• MATERIAL FOR THIS TASK:
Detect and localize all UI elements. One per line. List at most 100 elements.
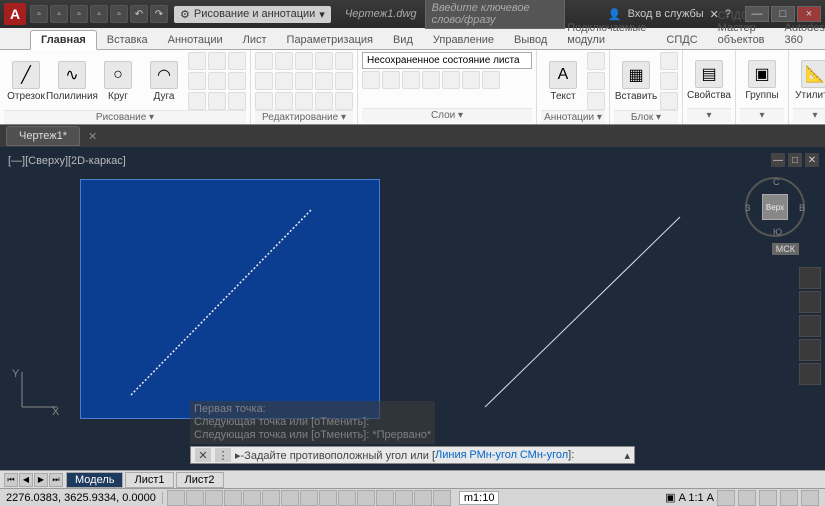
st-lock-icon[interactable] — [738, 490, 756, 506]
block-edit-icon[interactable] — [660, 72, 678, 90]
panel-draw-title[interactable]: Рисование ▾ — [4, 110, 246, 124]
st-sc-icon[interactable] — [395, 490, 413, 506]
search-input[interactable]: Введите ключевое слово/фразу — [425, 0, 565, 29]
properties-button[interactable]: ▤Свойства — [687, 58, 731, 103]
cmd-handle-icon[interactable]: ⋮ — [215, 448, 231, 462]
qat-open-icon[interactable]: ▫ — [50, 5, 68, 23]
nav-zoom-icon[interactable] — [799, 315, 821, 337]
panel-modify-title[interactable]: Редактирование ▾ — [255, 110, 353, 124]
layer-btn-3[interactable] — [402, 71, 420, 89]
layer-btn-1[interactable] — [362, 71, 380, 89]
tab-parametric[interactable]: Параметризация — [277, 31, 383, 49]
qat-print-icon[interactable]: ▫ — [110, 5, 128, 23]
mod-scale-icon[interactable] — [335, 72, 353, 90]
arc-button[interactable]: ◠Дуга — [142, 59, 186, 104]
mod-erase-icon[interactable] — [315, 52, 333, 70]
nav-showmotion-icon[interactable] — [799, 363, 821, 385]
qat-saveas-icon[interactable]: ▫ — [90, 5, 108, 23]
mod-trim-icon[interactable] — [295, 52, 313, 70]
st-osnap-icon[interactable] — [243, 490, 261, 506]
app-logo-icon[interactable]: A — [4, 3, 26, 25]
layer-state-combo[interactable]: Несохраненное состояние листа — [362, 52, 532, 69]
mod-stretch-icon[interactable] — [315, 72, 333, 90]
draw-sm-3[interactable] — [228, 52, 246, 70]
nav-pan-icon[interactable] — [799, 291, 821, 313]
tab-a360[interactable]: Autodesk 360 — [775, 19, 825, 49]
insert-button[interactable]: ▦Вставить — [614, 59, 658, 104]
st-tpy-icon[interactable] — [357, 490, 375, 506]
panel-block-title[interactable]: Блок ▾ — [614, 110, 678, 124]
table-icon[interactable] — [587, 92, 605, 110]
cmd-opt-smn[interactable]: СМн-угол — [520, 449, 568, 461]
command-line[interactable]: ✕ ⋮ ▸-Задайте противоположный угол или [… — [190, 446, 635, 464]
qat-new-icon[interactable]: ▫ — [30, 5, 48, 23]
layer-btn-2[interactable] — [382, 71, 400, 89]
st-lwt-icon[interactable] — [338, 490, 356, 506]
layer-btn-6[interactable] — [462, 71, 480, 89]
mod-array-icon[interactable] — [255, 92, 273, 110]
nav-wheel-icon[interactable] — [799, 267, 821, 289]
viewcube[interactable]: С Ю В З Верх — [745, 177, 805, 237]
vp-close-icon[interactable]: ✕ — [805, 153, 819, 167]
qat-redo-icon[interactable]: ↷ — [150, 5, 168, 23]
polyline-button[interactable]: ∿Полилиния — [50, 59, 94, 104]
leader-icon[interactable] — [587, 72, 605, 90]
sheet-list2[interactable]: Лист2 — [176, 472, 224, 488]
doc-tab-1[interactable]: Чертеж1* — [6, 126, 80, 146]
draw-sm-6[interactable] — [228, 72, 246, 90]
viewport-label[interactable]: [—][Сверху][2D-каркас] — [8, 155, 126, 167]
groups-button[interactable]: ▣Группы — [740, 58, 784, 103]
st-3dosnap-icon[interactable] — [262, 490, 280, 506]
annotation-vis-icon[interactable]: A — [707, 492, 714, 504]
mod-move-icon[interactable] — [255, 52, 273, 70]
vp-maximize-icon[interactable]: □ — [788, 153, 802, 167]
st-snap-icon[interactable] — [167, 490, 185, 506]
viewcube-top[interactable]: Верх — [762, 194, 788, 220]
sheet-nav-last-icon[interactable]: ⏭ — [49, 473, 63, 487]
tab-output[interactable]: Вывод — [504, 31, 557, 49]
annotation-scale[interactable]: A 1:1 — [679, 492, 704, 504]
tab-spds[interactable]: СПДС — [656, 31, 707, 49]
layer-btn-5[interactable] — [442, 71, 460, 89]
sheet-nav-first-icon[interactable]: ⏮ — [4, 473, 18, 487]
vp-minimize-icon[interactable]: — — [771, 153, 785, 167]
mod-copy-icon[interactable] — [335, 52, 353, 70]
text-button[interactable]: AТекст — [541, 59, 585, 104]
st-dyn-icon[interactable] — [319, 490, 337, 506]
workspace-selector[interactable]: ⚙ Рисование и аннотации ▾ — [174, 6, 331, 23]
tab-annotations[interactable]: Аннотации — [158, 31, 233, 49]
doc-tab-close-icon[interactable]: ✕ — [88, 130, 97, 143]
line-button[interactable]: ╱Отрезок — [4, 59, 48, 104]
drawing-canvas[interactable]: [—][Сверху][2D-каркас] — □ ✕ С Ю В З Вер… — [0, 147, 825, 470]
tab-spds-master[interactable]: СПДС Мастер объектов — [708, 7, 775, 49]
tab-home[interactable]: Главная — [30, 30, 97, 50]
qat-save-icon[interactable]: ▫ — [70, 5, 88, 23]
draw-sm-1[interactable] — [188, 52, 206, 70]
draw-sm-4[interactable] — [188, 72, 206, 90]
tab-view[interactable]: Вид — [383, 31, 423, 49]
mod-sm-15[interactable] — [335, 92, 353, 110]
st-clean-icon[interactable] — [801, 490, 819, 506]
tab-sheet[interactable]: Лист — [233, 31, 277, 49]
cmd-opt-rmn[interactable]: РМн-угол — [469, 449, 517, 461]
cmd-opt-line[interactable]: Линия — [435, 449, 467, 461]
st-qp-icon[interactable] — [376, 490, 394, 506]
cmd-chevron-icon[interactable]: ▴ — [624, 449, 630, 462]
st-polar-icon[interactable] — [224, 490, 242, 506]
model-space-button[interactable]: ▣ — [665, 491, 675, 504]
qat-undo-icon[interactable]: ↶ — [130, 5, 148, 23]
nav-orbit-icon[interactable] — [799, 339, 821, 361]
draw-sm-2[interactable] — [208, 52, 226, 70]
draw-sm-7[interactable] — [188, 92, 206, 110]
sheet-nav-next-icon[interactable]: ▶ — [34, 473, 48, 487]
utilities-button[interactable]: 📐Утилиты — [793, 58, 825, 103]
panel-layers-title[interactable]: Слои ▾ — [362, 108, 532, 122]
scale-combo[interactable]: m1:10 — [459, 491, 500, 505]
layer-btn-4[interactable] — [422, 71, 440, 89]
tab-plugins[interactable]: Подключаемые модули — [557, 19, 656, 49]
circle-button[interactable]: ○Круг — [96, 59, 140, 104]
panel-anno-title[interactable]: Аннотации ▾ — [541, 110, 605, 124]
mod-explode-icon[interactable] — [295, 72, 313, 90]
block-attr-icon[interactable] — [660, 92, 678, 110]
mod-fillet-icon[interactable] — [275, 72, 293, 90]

---

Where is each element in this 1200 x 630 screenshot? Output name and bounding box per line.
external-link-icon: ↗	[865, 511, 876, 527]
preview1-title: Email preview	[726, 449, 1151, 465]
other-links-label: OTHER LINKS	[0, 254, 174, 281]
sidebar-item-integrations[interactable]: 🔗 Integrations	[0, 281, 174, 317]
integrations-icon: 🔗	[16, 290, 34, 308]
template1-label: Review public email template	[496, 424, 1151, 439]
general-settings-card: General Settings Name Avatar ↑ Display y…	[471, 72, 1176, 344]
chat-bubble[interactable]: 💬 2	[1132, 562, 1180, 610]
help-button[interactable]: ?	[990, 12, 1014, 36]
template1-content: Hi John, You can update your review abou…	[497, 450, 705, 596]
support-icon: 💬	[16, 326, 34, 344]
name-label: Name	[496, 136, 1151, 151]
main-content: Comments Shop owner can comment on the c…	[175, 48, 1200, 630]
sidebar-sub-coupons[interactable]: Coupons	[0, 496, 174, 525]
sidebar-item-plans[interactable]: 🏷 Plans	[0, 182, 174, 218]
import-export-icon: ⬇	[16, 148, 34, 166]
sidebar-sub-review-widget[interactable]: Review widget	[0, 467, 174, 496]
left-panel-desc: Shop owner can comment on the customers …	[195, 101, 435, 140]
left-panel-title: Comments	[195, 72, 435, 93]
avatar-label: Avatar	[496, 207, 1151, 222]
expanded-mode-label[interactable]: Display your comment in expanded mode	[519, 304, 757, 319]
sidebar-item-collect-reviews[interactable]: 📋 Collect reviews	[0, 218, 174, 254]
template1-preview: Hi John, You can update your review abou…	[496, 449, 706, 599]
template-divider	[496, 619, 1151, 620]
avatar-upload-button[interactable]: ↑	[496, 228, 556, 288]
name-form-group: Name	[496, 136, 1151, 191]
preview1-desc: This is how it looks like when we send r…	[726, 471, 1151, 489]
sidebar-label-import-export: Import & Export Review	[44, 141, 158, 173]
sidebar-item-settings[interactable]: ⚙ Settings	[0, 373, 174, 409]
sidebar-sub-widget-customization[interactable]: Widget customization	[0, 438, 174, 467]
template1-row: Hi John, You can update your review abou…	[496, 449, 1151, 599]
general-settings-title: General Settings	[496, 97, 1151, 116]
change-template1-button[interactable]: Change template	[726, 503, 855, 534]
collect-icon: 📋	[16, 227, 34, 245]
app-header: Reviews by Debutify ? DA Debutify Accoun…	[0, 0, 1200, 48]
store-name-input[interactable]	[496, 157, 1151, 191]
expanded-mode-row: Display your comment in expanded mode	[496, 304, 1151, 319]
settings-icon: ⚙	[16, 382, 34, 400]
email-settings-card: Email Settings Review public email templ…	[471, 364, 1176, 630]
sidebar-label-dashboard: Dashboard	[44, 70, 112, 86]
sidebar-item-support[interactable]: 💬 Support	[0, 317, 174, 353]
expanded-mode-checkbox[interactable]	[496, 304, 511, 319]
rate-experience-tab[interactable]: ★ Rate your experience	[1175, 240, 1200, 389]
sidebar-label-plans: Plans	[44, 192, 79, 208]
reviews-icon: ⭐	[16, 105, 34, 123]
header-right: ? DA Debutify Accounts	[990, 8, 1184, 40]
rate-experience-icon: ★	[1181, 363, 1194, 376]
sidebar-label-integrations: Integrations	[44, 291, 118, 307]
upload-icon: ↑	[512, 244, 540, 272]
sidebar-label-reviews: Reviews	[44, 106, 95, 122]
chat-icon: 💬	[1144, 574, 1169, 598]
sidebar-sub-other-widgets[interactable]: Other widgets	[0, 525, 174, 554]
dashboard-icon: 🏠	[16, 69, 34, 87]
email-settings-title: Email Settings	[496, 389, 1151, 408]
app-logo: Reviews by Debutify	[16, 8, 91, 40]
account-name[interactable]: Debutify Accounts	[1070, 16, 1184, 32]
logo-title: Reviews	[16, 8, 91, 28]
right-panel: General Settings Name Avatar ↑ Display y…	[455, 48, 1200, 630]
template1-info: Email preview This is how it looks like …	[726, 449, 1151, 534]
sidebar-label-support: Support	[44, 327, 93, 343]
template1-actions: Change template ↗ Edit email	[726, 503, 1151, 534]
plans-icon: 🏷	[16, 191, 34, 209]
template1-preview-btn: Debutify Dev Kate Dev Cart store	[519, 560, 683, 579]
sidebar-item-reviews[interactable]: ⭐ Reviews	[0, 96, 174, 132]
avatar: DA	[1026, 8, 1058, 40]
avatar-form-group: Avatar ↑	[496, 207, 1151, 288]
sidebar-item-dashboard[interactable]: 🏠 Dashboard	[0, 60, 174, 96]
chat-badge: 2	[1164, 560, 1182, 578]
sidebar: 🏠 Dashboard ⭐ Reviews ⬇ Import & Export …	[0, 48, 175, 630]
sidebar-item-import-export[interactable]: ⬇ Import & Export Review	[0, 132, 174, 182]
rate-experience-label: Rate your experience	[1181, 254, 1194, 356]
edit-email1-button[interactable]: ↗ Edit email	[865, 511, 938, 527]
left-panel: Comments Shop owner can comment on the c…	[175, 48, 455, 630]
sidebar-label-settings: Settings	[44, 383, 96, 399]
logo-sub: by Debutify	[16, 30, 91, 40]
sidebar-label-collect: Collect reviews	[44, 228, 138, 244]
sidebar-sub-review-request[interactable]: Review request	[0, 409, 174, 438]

• TO BE DONE: Put the rows into a Markdown table with the columns "No." and "Row", starting with the row that contains "st-lock-icon[interactable] — [738, 490, 756, 506]" and going on through the row that contains "properties-button[interactable]: ▤Свойства —". Number each row and skip any blank lines.

• PROBLEM SOLUTION:
| No. | Row |
|---|---|
| 1 | st-lock-icon[interactable] — [738, 490, 756, 506] |
| 2 | block-edit-icon[interactable] — [660, 72, 678, 90] |
| 3 | panel-draw-title[interactable]: Рисование ▾ — [4, 110, 246, 124] |
| 4 | st-sc-icon[interactable] — [395, 490, 413, 506] |
| 5 | search-input[interactable]: Введите ключевое слово/фразу — [425, 0, 565, 29] |
| 6 | properties-button[interactable]: ▤Свойства — [687, 58, 731, 103] |